--- Set exercise ---
Report every line in the listing that contains the string "embrace".

-- BEGIN Material for this task --

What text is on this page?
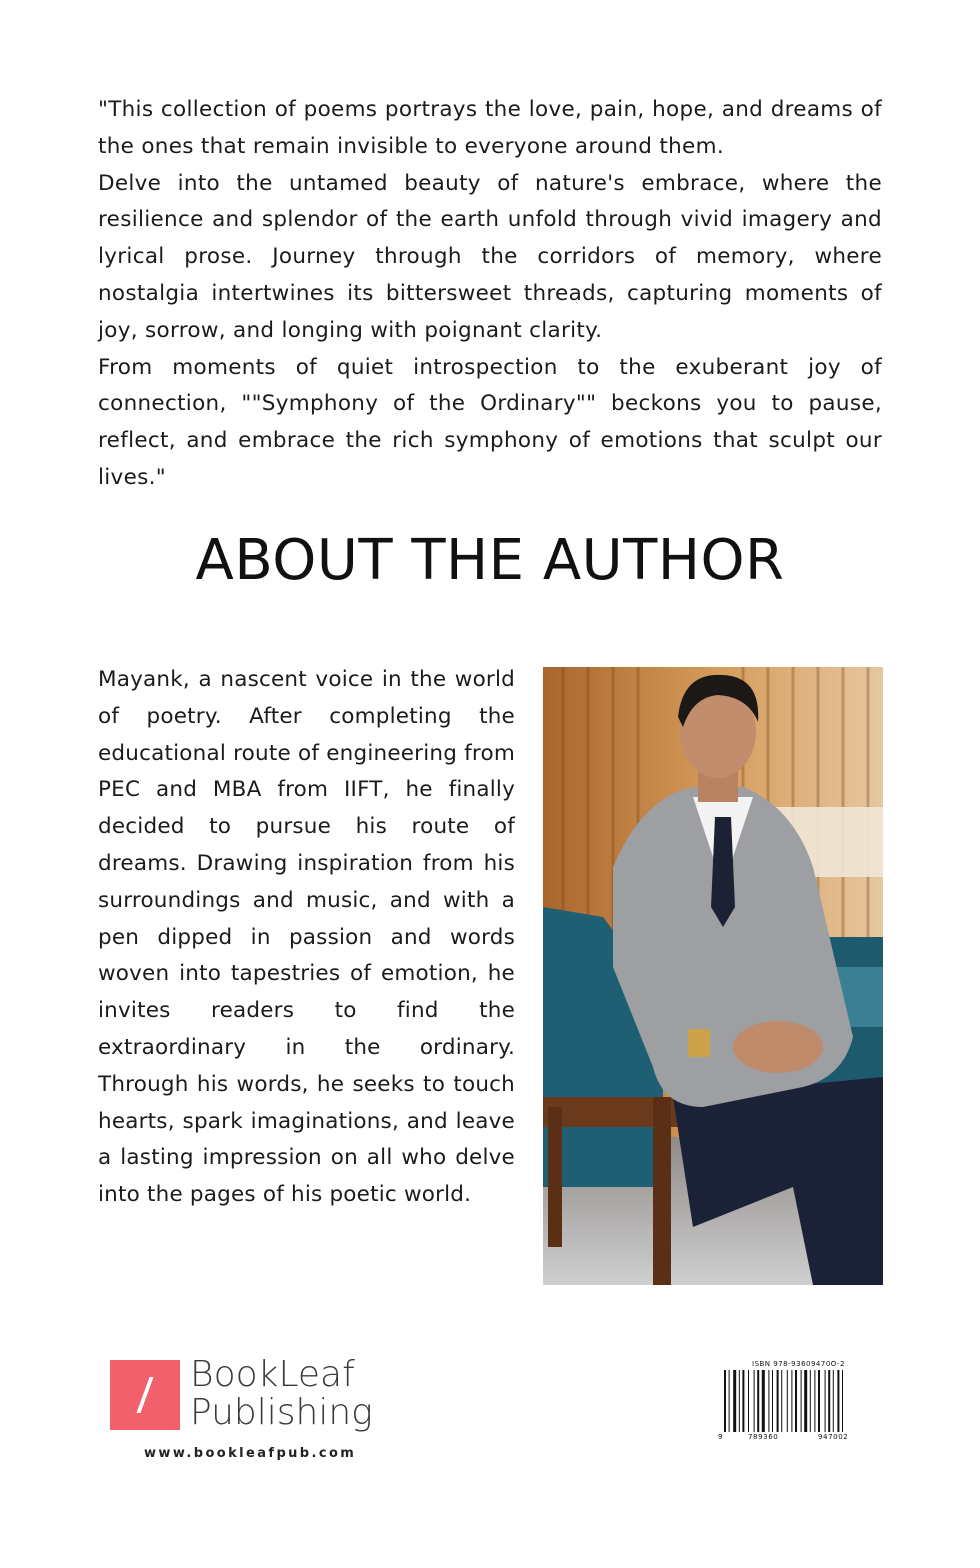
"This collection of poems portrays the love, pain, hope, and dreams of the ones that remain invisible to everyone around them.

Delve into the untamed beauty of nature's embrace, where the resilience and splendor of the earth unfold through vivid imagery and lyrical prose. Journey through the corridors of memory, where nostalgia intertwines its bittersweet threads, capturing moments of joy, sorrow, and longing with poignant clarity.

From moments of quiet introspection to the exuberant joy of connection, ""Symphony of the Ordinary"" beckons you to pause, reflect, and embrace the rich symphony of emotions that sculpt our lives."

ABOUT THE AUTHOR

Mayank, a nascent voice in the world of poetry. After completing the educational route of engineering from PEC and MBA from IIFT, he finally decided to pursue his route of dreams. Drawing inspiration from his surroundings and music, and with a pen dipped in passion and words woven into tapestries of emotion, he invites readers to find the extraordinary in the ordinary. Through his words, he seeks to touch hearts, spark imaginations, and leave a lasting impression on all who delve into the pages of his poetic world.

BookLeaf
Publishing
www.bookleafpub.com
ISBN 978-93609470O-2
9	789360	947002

-- END Material for this task --
-- BEGIN Material for this task --

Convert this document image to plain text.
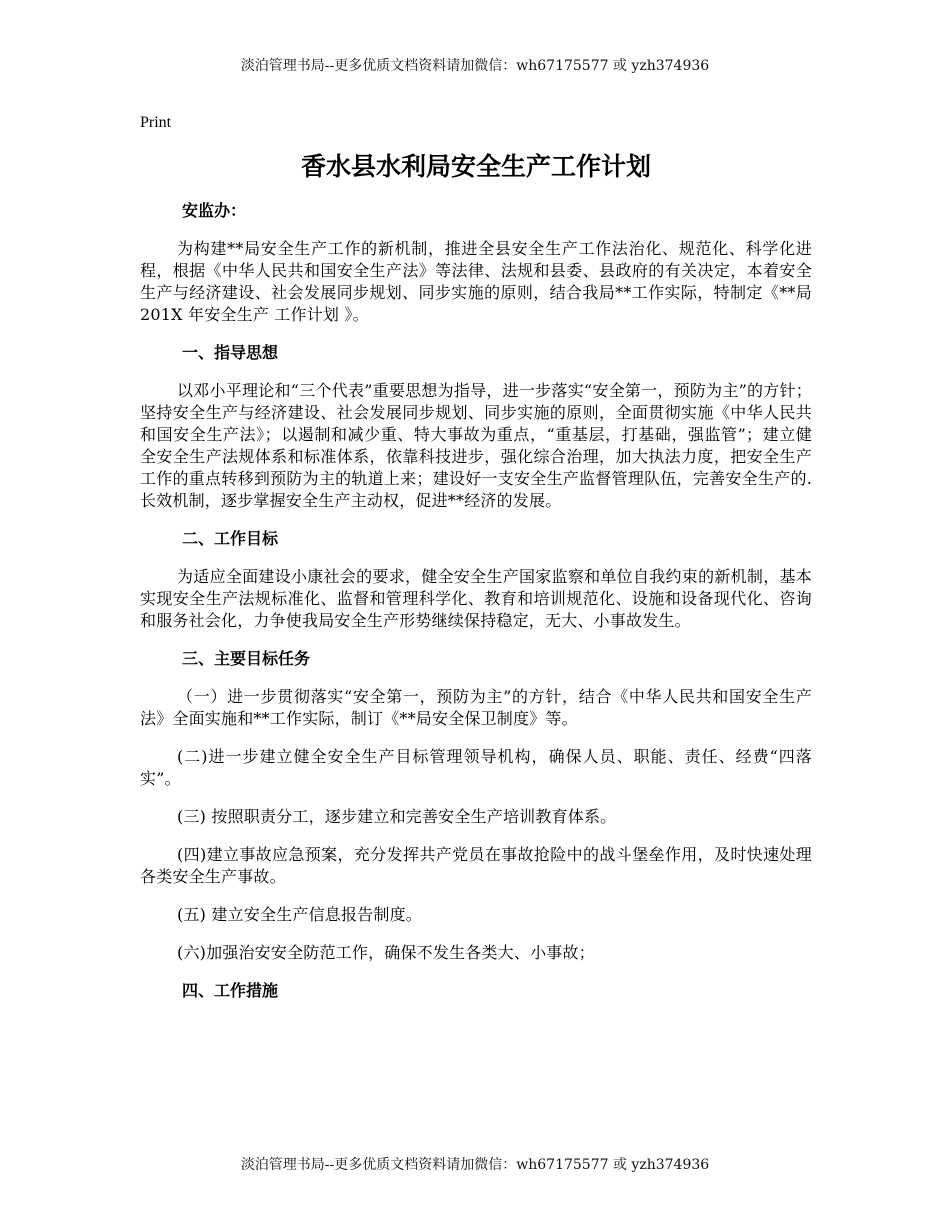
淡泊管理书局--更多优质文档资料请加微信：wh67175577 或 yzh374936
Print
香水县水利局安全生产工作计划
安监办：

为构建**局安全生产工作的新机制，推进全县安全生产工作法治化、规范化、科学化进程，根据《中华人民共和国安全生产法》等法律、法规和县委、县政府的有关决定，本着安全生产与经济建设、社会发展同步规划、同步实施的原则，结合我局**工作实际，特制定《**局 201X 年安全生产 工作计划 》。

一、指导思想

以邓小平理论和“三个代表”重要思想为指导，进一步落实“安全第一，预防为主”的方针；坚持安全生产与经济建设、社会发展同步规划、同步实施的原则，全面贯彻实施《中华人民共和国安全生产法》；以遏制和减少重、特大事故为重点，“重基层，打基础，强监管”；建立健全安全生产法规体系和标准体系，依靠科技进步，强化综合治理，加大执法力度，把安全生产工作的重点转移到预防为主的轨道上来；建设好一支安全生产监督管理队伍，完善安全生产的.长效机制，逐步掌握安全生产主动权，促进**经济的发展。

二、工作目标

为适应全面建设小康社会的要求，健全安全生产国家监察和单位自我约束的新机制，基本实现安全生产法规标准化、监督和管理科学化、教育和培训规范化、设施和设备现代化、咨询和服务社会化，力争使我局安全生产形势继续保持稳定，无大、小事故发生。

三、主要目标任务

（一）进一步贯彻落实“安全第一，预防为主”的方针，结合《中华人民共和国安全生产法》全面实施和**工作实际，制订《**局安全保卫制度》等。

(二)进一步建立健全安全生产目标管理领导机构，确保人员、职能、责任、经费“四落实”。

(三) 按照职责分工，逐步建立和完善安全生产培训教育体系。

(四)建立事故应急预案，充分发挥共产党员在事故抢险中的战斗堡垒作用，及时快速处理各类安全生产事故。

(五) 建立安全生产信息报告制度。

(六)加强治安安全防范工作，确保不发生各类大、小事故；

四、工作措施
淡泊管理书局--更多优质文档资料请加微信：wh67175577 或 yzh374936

-- END Material for this task --

--- Written reply ---
Delve into the untamed beauty of nature's embrace, where the resilience and splendor of the earth unfold through vivid imagery and lyrical prose. Journey through the corridors of memory, where nostalgia intertwines its bittersweet threads, capturing moments of joy, sorrow, and longing with poignant clarity.
From moments of quiet introspection to the exuberant joy of connection, ""Symphony of the Ordinary"" beckons you to pause, reflect, and embrace the rich symphony of emotions that sculpt our lives."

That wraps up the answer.